• [Exercise]: Write out the material again word for word, dropping any images it holds.

• [Dataset records]:
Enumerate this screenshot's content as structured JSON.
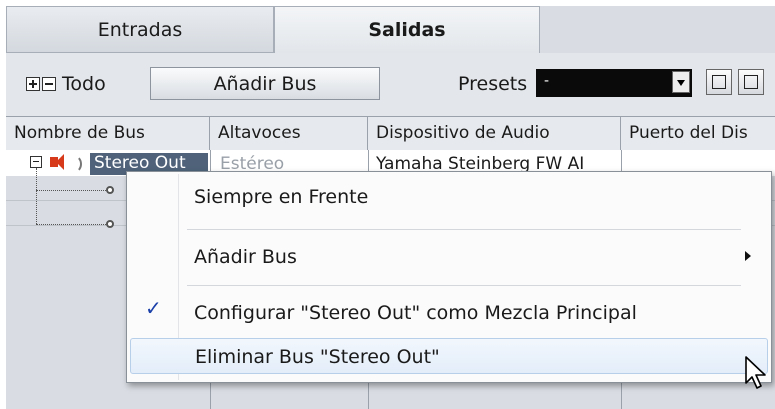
{
  "tabs": [
    {
      "label": "Entradas"
    },
    {
      "label": "Salidas"
    }
  ],
  "toolbar": {
    "todo_label": "Todo",
    "add_bus_label": "Añadir Bus",
    "presets_label": "Presets",
    "presets_value": "-"
  },
  "table": {
    "columns": [
      "Nombre de Bus",
      "Altavoces",
      "Dispositivo de Audio",
      "Puerto del Dis"
    ],
    "row0": {
      "name": "Stereo Out",
      "speakers": "Estéreo",
      "device": "Yamaha Steinberg FW AI"
    }
  },
  "context_menu": {
    "items": [
      {
        "label": "Siempre en Frente"
      },
      {
        "label": "Añadir Bus",
        "submenu": true
      },
      {
        "label": "Configurar \"Stereo Out\" como Mezcla Principal",
        "checked": true,
        "check_mark": "✓"
      },
      {
        "label": "Eliminar Bus \"Stereo Out\"",
        "hovered": true
      }
    ]
  },
  "colors": {
    "selection": "#4f6279",
    "speaker": "#d63a1a",
    "check": "#1a3fa8"
  }
}
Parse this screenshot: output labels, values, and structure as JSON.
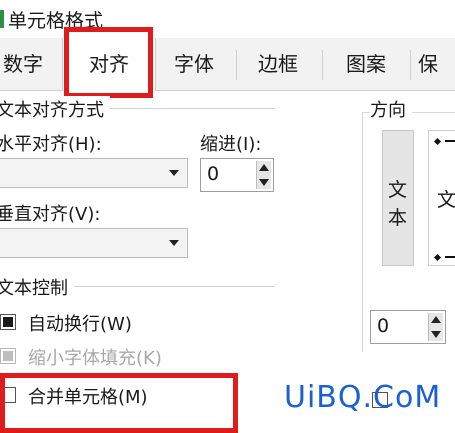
{
  "window": {
    "title": "单元格格式"
  },
  "tabs": [
    {
      "label": "数字"
    },
    {
      "label": "对齐"
    },
    {
      "label": "字体"
    },
    {
      "label": "边框"
    },
    {
      "label": "图案"
    },
    {
      "label": "保"
    }
  ],
  "active_tab": "对齐",
  "alignment": {
    "group_title": "文本对齐方式",
    "horizontal_label": "水平对齐(H):",
    "horizontal_value": "",
    "indent_label": "缩进(I):",
    "indent_value": "0",
    "vertical_label": "垂直对齐(V):",
    "vertical_value": ""
  },
  "text_control": {
    "group_title": "文本控制",
    "wrap_text": {
      "label": "自动换行(W)",
      "checked": true
    },
    "shrink_to_fit": {
      "label": "缩小字体填充(K)",
      "checked": true,
      "disabled": true
    },
    "merge_cells": {
      "label": "合并单元格(M)",
      "checked": false
    }
  },
  "orientation": {
    "group_title": "方向",
    "vertical_text": [
      "文",
      "本"
    ],
    "dial_text": "文",
    "degrees_value": "0"
  },
  "watermark": "UiBQ.CoM",
  "colors": {
    "annotation_red": "#e01b1b",
    "watermark_blue": "#1a5fd6"
  }
}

• [Expected answer]:
Enumerate this screenshot's content as structured JSON.
{
  "tabs": [
    {
      "label": "Entradas"
    },
    {
      "label": "Salidas"
    }
  ],
  "toolbar": {
    "todo_label": "Todo",
    "add_bus_label": "Añadir Bus",
    "presets_label": "Presets",
    "presets_value": "-"
  },
  "table": {
    "columns": [
      "Nombre de Bus",
      "Altavoces",
      "Dispositivo de Audio",
      "Puerto del Dis"
    ],
    "row0": {
      "name": "Stereo Out",
      "speakers": "Estéreo",
      "device": "Yamaha Steinberg FW AI"
    }
  },
  "context_menu": {
    "items": [
      {
        "label": "Siempre en Frente"
      },
      {
        "label": "Añadir Bus",
        "submenu": true
      },
      {
        "label": "Configurar \"Stereo Out\" como Mezcla Principal",
        "checked": true,
        "check_mark": "✓"
      },
      {
        "label": "Eliminar Bus \"Stereo Out\"",
        "hovered": true
      }
    ]
  },
  "colors": {
    "selection": "#4f6279",
    "speaker": "#d63a1a",
    "check": "#1a3fa8"
  }
}
Parse this screenshot: output labels, values, and structure as JSON.
{
  "window": {
    "title": "单元格格式"
  },
  "tabs": [
    {
      "label": "数字"
    },
    {
      "label": "对齐"
    },
    {
      "label": "字体"
    },
    {
      "label": "边框"
    },
    {
      "label": "图案"
    },
    {
      "label": "保"
    }
  ],
  "active_tab": "对齐",
  "alignment": {
    "group_title": "文本对齐方式",
    "horizontal_label": "水平对齐(H):",
    "horizontal_value": "",
    "indent_label": "缩进(I):",
    "indent_value": "0",
    "vertical_label": "垂直对齐(V):",
    "vertical_value": ""
  },
  "text_control": {
    "group_title": "文本控制",
    "wrap_text": {
      "label": "自动换行(W)",
      "checked": true
    },
    "shrink_to_fit": {
      "label": "缩小字体填充(K)",
      "checked": true,
      "disabled": true
    },
    "merge_cells": {
      "label": "合并单元格(M)",
      "checked": false
    }
  },
  "orientation": {
    "group_title": "方向",
    "vertical_text": [
      "文",
      "本"
    ],
    "dial_text": "文",
    "degrees_value": "0"
  },
  "watermark": "UiBQ.CoM",
  "colors": {
    "annotation_red": "#e01b1b",
    "watermark_blue": "#1a5fd6"
  }
}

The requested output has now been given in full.